[Dataset excerpts]
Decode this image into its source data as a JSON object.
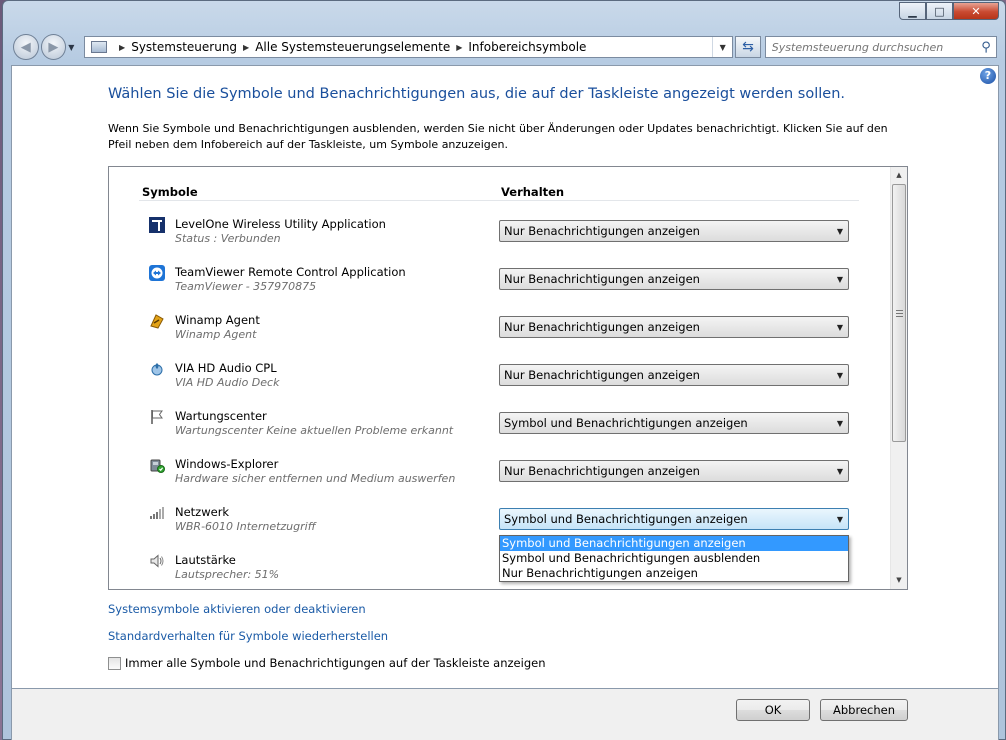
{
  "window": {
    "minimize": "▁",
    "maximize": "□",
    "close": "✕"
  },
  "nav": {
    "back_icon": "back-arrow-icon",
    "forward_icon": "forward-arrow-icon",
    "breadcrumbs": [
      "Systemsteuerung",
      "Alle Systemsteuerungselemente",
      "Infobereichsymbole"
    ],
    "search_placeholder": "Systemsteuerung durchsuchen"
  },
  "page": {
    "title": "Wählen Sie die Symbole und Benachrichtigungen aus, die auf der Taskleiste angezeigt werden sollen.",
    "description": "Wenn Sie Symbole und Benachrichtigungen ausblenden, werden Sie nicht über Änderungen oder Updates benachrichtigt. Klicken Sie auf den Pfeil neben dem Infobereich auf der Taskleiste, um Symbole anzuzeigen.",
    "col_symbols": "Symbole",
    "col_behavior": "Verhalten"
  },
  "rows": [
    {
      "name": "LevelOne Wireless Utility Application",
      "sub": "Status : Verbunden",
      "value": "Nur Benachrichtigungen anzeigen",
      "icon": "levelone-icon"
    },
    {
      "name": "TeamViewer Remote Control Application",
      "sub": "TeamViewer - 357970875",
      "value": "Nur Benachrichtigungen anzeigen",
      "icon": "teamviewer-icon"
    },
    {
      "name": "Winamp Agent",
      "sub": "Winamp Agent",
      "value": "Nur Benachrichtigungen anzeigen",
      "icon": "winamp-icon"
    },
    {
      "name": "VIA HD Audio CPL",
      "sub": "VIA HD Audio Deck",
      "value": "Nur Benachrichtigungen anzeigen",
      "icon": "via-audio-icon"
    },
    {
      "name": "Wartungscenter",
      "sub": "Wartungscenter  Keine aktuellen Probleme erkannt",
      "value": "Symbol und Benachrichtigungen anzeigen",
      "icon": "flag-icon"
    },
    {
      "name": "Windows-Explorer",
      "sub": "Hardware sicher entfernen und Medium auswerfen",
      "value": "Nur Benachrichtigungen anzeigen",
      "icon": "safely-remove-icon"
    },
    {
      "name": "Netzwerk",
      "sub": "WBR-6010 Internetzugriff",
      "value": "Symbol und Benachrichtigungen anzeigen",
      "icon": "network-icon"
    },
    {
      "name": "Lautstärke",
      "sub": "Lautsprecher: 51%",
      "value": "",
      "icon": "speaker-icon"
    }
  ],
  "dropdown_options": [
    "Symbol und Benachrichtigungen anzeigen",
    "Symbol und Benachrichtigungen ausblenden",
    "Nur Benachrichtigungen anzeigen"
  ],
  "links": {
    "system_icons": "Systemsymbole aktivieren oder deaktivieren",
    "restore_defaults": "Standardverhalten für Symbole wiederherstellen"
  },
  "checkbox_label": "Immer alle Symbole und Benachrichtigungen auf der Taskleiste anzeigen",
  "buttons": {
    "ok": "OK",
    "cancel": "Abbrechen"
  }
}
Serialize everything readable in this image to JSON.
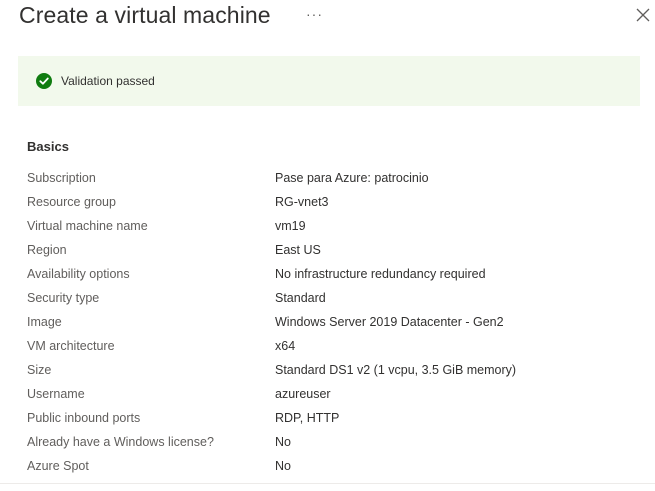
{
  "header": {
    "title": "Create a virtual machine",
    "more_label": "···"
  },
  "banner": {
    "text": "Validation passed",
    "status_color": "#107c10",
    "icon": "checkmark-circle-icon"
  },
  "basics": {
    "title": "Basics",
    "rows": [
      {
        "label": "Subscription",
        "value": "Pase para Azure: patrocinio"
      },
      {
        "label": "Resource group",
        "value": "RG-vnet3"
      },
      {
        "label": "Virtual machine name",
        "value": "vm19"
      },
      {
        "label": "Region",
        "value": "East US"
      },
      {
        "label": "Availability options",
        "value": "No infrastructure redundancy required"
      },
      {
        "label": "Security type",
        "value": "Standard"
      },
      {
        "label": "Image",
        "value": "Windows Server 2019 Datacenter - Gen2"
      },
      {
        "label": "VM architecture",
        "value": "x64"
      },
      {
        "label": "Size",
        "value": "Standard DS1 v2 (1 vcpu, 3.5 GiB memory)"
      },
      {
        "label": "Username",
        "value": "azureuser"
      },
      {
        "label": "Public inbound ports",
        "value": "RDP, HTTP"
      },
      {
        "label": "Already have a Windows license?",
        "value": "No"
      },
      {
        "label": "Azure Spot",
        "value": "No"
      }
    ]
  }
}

Set exercise: Write out each entry exactly as given, omitting any picture.

In response:
Decode this image into its source data as a JSON object.
{
  "window": {
    "minimize": "▁",
    "maximize": "□",
    "close": "✕"
  },
  "nav": {
    "back_icon": "back-arrow-icon",
    "forward_icon": "forward-arrow-icon",
    "breadcrumbs": [
      "Systemsteuerung",
      "Alle Systemsteuerungselemente",
      "Infobereichsymbole"
    ],
    "search_placeholder": "Systemsteuerung durchsuchen"
  },
  "page": {
    "title": "Wählen Sie die Symbole und Benachrichtigungen aus, die auf der Taskleiste angezeigt werden sollen.",
    "description": "Wenn Sie Symbole und Benachrichtigungen ausblenden, werden Sie nicht über Änderungen oder Updates benachrichtigt. Klicken Sie auf den Pfeil neben dem Infobereich auf der Taskleiste, um Symbole anzuzeigen.",
    "col_symbols": "Symbole",
    "col_behavior": "Verhalten"
  },
  "rows": [
    {
      "name": "LevelOne Wireless Utility Application",
      "sub": "Status : Verbunden",
      "value": "Nur Benachrichtigungen anzeigen",
      "icon": "levelone-icon"
    },
    {
      "name": "TeamViewer Remote Control Application",
      "sub": "TeamViewer - 357970875",
      "value": "Nur Benachrichtigungen anzeigen",
      "icon": "teamviewer-icon"
    },
    {
      "name": "Winamp Agent",
      "sub": "Winamp Agent",
      "value": "Nur Benachrichtigungen anzeigen",
      "icon": "winamp-icon"
    },
    {
      "name": "VIA HD Audio CPL",
      "sub": "VIA HD Audio Deck",
      "value": "Nur Benachrichtigungen anzeigen",
      "icon": "via-audio-icon"
    },
    {
      "name": "Wartungscenter",
      "sub": "Wartungscenter  Keine aktuellen Probleme erkannt",
      "value": "Symbol und Benachrichtigungen anzeigen",
      "icon": "flag-icon"
    },
    {
      "name": "Windows-Explorer",
      "sub": "Hardware sicher entfernen und Medium auswerfen",
      "value": "Nur Benachrichtigungen anzeigen",
      "icon": "safely-remove-icon"
    },
    {
      "name": "Netzwerk",
      "sub": "WBR-6010 Internetzugriff",
      "value": "Symbol und Benachrichtigungen anzeigen",
      "icon": "network-icon"
    },
    {
      "name": "Lautstärke",
      "sub": "Lautsprecher: 51%",
      "value": "",
      "icon": "speaker-icon"
    }
  ],
  "dropdown_options": [
    "Symbol und Benachrichtigungen anzeigen",
    "Symbol und Benachrichtigungen ausblenden",
    "Nur Benachrichtigungen anzeigen"
  ],
  "links": {
    "system_icons": "Systemsymbole aktivieren oder deaktivieren",
    "restore_defaults": "Standardverhalten für Symbole wiederherstellen"
  },
  "checkbox_label": "Immer alle Symbole und Benachrichtigungen auf der Taskleiste anzeigen",
  "buttons": {
    "ok": "OK",
    "cancel": "Abbrechen"
  }
}
Serialize everything readable in this image to JSON.
{
  "header": {
    "title": "Create a virtual machine",
    "more_label": "···"
  },
  "banner": {
    "text": "Validation passed",
    "status_color": "#107c10",
    "icon": "checkmark-circle-icon"
  },
  "basics": {
    "title": "Basics",
    "rows": [
      {
        "label": "Subscription",
        "value": "Pase para Azure: patrocinio"
      },
      {
        "label": "Resource group",
        "value": "RG-vnet3"
      },
      {
        "label": "Virtual machine name",
        "value": "vm19"
      },
      {
        "label": "Region",
        "value": "East US"
      },
      {
        "label": "Availability options",
        "value": "No infrastructure redundancy required"
      },
      {
        "label": "Security type",
        "value": "Standard"
      },
      {
        "label": "Image",
        "value": "Windows Server 2019 Datacenter - Gen2"
      },
      {
        "label": "VM architecture",
        "value": "x64"
      },
      {
        "label": "Size",
        "value": "Standard DS1 v2 (1 vcpu, 3.5 GiB memory)"
      },
      {
        "label": "Username",
        "value": "azureuser"
      },
      {
        "label": "Public inbound ports",
        "value": "RDP, HTTP"
      },
      {
        "label": "Already have a Windows license?",
        "value": "No"
      },
      {
        "label": "Azure Spot",
        "value": "No"
      }
    ]
  }
}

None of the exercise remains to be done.